- STATED PROBLEM:
How many of the lines below hold the word "counts"? Answer only with the number.
----
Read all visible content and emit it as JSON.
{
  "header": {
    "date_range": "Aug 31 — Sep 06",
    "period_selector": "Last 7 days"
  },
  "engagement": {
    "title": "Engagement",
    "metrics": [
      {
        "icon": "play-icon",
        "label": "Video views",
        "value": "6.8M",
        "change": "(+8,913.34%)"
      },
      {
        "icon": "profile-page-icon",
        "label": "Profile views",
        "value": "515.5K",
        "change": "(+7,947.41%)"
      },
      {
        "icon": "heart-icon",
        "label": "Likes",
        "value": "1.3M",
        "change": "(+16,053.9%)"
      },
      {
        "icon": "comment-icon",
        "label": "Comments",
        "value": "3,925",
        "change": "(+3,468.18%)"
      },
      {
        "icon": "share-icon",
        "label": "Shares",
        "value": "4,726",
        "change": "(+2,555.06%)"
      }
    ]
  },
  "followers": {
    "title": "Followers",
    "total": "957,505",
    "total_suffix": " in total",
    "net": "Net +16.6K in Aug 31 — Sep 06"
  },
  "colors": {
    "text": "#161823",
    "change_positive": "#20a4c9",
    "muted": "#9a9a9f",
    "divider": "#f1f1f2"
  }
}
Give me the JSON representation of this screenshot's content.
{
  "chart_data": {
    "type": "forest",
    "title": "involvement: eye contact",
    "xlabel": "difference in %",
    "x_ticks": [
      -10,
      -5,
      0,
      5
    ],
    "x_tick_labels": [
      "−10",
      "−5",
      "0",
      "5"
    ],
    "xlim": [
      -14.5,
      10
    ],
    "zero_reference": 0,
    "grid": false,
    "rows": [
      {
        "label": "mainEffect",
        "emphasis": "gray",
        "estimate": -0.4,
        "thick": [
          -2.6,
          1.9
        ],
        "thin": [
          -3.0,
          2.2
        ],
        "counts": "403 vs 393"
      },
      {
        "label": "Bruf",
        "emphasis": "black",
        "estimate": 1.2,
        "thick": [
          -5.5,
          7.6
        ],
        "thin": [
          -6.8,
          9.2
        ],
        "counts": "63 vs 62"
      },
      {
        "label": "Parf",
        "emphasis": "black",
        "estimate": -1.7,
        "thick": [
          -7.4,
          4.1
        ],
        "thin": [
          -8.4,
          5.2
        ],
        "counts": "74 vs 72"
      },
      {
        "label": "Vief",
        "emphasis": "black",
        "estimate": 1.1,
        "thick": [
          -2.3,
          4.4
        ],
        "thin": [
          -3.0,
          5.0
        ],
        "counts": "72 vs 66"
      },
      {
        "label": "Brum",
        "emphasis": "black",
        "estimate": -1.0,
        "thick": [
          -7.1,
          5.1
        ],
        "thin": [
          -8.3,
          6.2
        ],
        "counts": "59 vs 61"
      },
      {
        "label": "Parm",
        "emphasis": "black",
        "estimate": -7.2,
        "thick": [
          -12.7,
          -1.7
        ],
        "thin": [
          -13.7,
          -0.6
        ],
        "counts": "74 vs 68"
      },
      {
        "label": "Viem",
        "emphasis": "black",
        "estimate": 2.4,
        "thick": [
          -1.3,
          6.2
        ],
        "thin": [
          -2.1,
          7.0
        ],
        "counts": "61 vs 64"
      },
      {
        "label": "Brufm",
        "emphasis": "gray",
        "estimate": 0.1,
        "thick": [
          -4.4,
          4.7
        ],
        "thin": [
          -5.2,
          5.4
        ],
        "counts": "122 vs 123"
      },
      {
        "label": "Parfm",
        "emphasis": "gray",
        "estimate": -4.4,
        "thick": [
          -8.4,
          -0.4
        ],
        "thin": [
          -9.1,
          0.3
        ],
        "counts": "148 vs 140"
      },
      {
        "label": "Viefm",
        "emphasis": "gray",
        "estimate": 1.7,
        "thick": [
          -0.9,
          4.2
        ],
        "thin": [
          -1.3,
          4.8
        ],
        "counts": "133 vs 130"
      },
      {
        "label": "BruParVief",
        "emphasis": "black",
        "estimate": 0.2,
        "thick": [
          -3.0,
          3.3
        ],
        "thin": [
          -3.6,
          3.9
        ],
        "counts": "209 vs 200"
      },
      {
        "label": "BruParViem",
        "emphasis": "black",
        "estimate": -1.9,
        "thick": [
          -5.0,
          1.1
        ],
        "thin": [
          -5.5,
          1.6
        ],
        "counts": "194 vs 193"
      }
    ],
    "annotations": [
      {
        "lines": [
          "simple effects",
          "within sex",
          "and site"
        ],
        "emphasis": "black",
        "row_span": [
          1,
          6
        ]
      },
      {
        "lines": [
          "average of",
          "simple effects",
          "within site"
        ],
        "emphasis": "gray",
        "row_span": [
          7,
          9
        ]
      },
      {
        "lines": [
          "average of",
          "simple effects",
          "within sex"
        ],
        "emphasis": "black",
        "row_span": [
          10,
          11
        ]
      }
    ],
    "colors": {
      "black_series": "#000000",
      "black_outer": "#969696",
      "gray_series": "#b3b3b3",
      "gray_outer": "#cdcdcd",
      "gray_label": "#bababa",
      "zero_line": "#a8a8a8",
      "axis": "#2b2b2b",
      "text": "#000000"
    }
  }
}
----
- COMPLETE RESPONSE:
12